**GIVEN PROBLEM**
Your task is to quote the material that follows, in full and exactly.
<<<<
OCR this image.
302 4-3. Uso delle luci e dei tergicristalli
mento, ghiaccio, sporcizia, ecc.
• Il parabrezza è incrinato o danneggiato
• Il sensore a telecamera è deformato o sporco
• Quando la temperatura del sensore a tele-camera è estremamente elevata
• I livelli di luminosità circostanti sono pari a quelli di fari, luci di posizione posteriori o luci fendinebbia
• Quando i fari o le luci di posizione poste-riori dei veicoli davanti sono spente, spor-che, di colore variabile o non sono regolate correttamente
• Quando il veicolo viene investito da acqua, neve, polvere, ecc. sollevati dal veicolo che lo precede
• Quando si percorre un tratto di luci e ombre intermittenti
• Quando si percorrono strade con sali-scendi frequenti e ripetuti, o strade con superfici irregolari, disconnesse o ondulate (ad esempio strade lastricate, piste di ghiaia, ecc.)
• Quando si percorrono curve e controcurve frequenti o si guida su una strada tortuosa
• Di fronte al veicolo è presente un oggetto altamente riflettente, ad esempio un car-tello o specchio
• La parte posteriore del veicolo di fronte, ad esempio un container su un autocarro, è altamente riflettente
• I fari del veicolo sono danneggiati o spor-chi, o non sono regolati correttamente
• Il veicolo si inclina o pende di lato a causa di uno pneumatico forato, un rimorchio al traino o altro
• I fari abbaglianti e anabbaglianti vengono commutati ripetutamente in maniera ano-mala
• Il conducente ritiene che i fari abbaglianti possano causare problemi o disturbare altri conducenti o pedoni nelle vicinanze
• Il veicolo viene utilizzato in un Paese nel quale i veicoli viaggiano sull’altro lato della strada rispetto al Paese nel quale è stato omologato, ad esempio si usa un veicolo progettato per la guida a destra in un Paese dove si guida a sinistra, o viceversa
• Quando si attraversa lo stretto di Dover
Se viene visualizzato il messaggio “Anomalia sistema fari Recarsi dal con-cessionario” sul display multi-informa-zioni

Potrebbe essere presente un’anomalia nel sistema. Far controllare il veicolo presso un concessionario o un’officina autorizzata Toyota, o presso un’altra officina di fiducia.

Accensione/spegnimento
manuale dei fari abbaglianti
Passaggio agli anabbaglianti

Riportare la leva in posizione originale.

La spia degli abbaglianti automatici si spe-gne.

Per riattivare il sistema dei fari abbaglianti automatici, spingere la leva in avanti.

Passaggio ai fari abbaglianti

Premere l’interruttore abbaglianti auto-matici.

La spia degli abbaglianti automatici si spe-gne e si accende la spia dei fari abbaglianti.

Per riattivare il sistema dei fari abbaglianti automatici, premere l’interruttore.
>>>>
**WRITTEN RESPONSE**
OCR this image.
302 4-3. Uso delle luci e dei tergicristalli
mento, ghiaccio, sporcizia, ecc.
• Il parabrezza è incrinato o danneggiato
• Il sensore a telecamera è deformato o sporco
• Quando la temperatura del sensore a tele-camera è estremamente elevata
• I livelli di luminosità circostanti sono pari a quelli di fari, luci di posizione posteriori o luci fendinebbia
• Quando i fari o le luci di posizione poste-riori dei veicoli davanti sono spente, spor-che, di colore variabile o non sono regolate correttamente
• Quando il veicolo viene investito da acqua, neve, polvere, ecc. sollevati dal veicolo che lo precede
• Quando si percorre un tratto di luci e ombre intermittenti
• Quando si percorrono strade con sali-scendi frequenti e ripetuti, o strade con superfici irregolari, disconnesse o ondulate (ad esempio strade lastricate, piste di ghiaia, ecc.)
• Quando si percorrono curve e controcurve frequenti o si guida su una strada tortuosa
• Di fronte al veicolo è presente un oggetto altamente riflettente, ad esempio un car-tello o specchio
• La parte posteriore del veicolo di fronte, ad esempio un container su un autocarro, è altamente riflettente
• I fari del veicolo sono danneggiati o spor-chi, o non sono regolati correttamente
• Il veicolo si inclina o pende di lato a causa di uno pneumatico forato, un rimorchio al traino o altro
• I fari abbaglianti e anabbaglianti vengono commutati ripetutamente in maniera ano-mala
• Il conducente ritiene che i fari abbaglianti possano causare problemi o disturbare altri conducenti o pedoni nelle vicinanze
• Il veicolo viene utilizzato in un Paese nel quale i veicoli viaggiano sull’altro lato della strada rispetto al Paese nel quale è stato omologato, ad esempio si usa un veicolo progettato per la guida a destra in un Paese dove si guida a sinistra, o viceversa
• Quando si attraversa lo stretto di Dover
Se viene visualizzato il messaggio “Anomalia sistema fari Recarsi dal con-cessionario” sul display multi-informa-zioni

Potrebbe essere presente un’anomalia nel sistema. Far controllare il veicolo presso un concessionario o un’officina autorizzata Toyota, o presso un’altra officina di fiducia.

Accensione/spegnimento
manuale dei fari abbaglianti
Passaggio agli anabbaglianti

Riportare la leva in posizione originale.

La spia degli abbaglianti automatici si spe-gne.

Per riattivare il sistema dei fari abbaglianti automatici, spingere la leva in avanti.

Passaggio ai fari abbaglianti

Premere l’interruttore abbaglianti auto-matici.

La spia degli abbaglianti automatici si spe-gne e si accende la spia dei fari abbaglianti.

Per riattivare il sistema dei fari abbaglianti automatici, premere l’interruttore.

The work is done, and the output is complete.